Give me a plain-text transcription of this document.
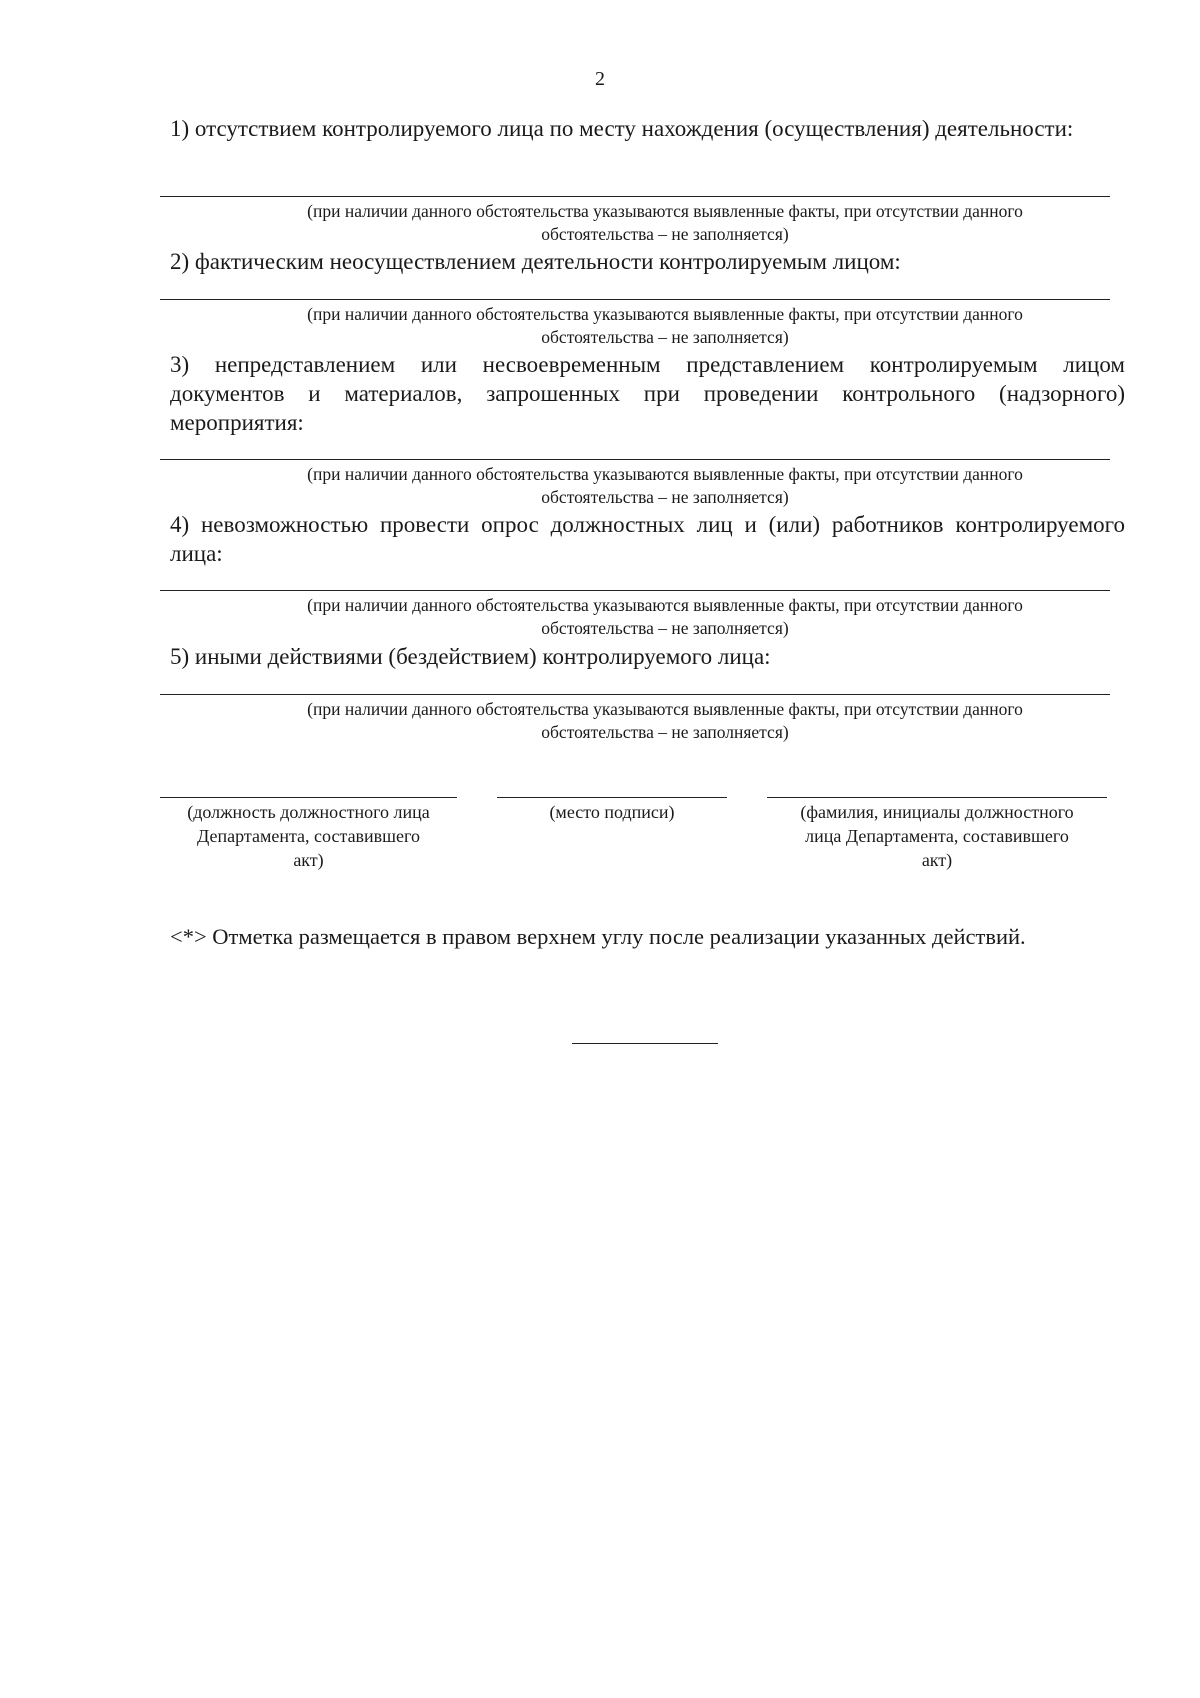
2
1) отсутствием контролируемого лица по месту нахождения (осуществления) деятельности:
(при наличии данного обстоятельства указываются выявленные факты, при отсутствии данного
обстоятельства – не заполняется)
2) фактическим неосуществлением деятельности контролируемым лицом:
(при наличии данного обстоятельства указываются выявленные факты, при отсутствии данного
обстоятельства – не заполняется)
3) непредставлением или несвоевременным представлением контролируемым лицом документов и материалов, запрошенных при проведении контрольного (надзорного) мероприятия:
(при наличии данного обстоятельства указываются выявленные факты, при отсутствии данного
обстоятельства – не заполняется)
4) невозможностью провести опрос должностных лиц и (или) работников контролируемого лица:
(при наличии данного обстоятельства указываются выявленные факты, при отсутствии данного
обстоятельства – не заполняется)
5) иными действиями (бездействием) контролируемого лица:
(при наличии данного обстоятельства указываются выявленные факты, при отсутствии данного
обстоятельства – не заполняется)
(должность должностного лица
Департамента, составившего
акт)
(место подписи)	(фамилия, инициалы должностного
лица Департамента, составившего
акт)
<*> Отметка размещается в правом верхнем углу после реализации указанных действий.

--

## EXERCISE OBJECTIVE
Every line of the data above should be quoted exactly. Omit the pictures.

## COMPLETE OUTPUT
Give me a plain-text transcription of this document.
2
1) отсутствием контролируемого лица по месту нахождения (осуществления) деятельности:
(при наличии данного обстоятельства указываются выявленные факты, при отсутствии данного
обстоятельства – не заполняется)
2) фактическим неосуществлением деятельности контролируемым лицом:
(при наличии данного обстоятельства указываются выявленные факты, при отсутствии данного
обстоятельства – не заполняется)
3) непредставлением или несвоевременным представлением контролируемым лицом документов и материалов, запрошенных при проведении контрольного (надзорного) мероприятия:
(при наличии данного обстоятельства указываются выявленные факты, при отсутствии данного
обстоятельства – не заполняется)
4) невозможностью провести опрос должностных лиц и (или) работников контролируемого лица:
(при наличии данного обстоятельства указываются выявленные факты, при отсутствии данного
обстоятельства – не заполняется)
5) иными действиями (бездействием) контролируемого лица:
(при наличии данного обстоятельства указываются выявленные факты, при отсутствии данного
обстоятельства – не заполняется)
(должность должностного лица
Департамента, составившего
акт)
(место подписи)	(фамилия, инициалы должностного
лица Департамента, составившего
акт)
<*> Отметка размещается в правом верхнем углу после реализации указанных действий.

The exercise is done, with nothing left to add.